» **YOUR GOAL**: Determine the number of lines in these entries that hold the word "left". Give the number and nothing more.

## start RAW RECORDS

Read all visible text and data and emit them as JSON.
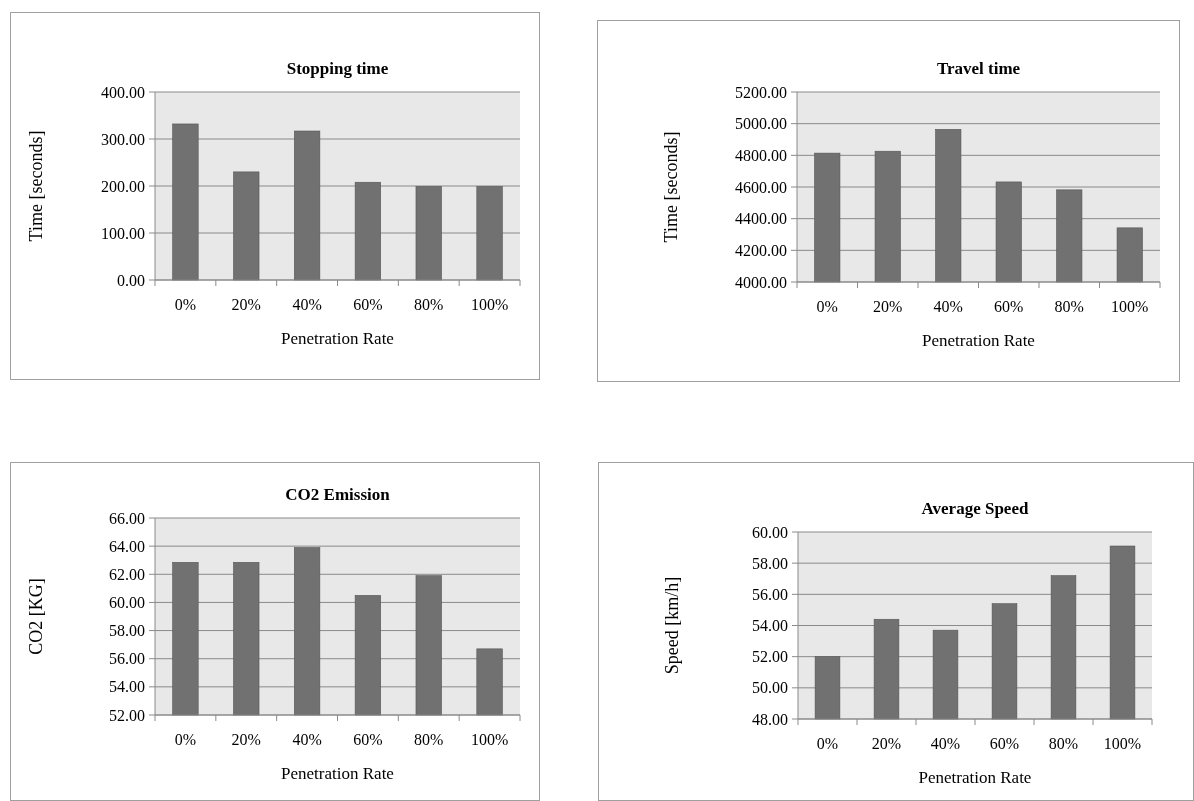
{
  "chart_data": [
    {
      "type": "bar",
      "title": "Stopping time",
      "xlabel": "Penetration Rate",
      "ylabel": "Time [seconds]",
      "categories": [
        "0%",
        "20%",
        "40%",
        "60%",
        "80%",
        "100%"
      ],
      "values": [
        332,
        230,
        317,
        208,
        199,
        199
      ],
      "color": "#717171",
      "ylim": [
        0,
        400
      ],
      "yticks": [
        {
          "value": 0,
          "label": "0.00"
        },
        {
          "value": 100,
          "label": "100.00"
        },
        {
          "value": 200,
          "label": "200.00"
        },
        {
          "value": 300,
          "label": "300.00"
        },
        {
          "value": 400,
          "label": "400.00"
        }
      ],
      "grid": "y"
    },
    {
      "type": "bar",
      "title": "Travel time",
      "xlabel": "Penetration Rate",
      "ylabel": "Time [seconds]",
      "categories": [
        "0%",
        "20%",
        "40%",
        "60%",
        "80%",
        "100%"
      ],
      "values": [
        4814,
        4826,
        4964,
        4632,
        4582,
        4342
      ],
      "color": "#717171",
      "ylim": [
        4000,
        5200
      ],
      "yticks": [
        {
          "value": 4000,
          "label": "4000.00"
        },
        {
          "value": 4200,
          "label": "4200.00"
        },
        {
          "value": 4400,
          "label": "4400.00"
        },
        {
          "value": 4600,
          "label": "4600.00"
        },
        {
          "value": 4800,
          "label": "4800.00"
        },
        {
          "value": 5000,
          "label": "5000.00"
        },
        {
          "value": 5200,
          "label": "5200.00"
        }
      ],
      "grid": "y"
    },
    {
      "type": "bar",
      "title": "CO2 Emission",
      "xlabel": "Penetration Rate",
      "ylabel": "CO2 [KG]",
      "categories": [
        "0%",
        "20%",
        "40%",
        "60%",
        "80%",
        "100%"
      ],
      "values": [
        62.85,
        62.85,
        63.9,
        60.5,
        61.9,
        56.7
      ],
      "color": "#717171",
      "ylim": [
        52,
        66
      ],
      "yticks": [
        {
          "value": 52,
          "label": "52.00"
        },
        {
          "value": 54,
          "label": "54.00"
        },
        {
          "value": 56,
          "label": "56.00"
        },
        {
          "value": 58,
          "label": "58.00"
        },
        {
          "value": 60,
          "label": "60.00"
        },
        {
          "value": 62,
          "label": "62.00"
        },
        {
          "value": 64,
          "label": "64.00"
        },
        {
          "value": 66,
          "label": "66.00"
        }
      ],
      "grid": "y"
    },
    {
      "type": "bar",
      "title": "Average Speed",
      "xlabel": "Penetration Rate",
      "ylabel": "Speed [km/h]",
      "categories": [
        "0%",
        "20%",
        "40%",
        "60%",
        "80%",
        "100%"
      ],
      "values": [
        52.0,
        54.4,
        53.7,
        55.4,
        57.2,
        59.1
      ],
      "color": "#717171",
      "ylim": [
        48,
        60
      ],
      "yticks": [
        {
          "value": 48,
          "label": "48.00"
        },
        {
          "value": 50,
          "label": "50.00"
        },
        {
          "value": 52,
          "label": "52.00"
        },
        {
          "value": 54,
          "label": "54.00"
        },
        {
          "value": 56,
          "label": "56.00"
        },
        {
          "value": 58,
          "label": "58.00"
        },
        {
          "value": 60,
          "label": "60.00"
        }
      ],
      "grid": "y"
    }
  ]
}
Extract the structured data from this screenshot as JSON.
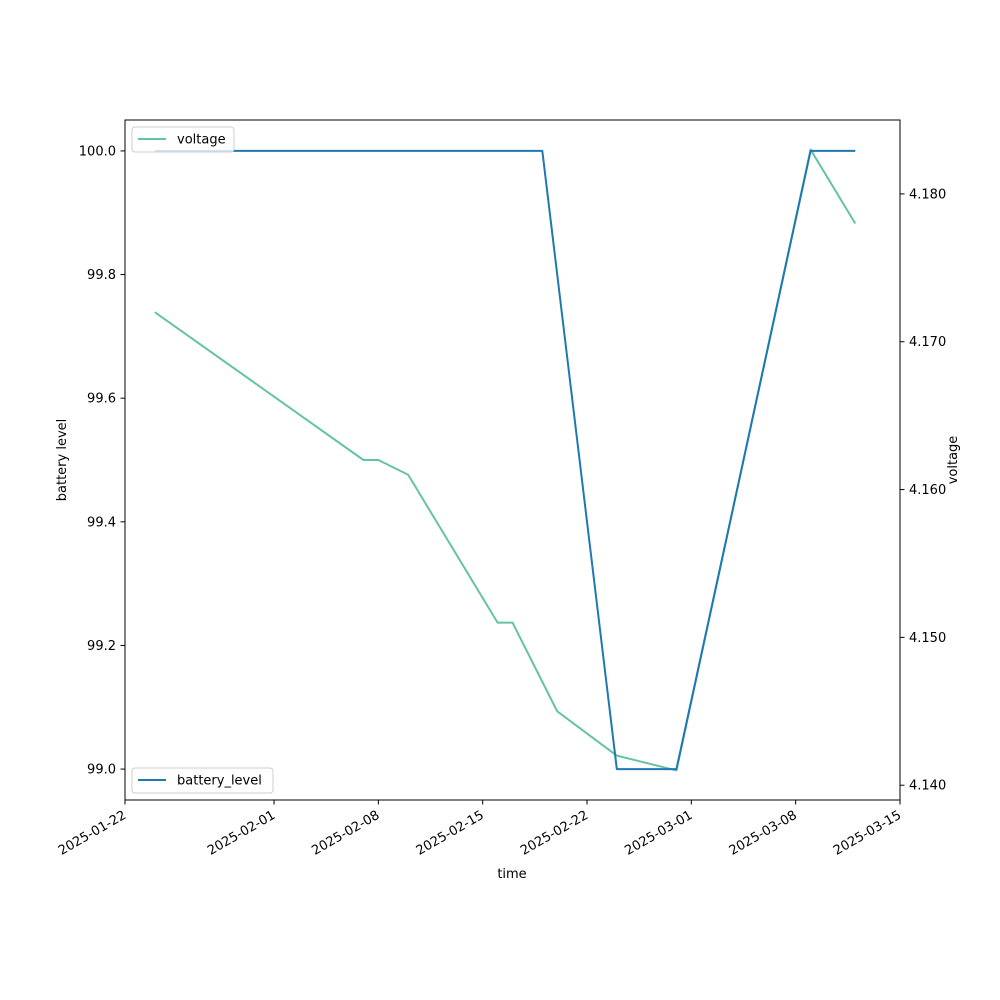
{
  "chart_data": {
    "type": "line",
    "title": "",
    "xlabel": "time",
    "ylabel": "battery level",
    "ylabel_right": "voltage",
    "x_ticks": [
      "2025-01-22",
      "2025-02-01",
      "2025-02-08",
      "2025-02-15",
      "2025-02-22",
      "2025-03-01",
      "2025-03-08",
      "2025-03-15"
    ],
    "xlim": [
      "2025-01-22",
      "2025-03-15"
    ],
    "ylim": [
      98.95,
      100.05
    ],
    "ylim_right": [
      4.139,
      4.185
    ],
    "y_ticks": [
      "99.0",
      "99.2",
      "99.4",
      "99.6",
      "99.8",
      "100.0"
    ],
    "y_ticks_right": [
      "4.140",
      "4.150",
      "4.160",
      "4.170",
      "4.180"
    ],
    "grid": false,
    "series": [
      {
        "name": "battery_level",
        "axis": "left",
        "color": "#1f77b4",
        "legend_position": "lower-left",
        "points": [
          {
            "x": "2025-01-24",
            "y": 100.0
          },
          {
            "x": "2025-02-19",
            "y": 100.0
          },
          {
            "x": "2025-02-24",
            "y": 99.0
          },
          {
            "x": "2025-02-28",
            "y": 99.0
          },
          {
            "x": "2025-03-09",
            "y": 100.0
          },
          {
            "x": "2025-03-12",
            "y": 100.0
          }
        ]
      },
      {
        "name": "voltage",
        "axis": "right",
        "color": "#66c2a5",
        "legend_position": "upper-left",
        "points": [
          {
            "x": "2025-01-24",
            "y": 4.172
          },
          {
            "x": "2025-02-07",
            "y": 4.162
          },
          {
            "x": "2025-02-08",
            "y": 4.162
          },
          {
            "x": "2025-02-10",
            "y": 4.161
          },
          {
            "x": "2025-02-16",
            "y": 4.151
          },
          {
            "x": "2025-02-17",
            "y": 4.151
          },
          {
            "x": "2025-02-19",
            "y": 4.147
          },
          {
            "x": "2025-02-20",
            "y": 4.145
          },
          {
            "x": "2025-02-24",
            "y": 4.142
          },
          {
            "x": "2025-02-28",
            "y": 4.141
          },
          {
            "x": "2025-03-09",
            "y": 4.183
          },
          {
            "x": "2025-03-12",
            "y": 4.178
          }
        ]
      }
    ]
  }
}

## end RAW RECORDS

» **THE ANSWER**: 3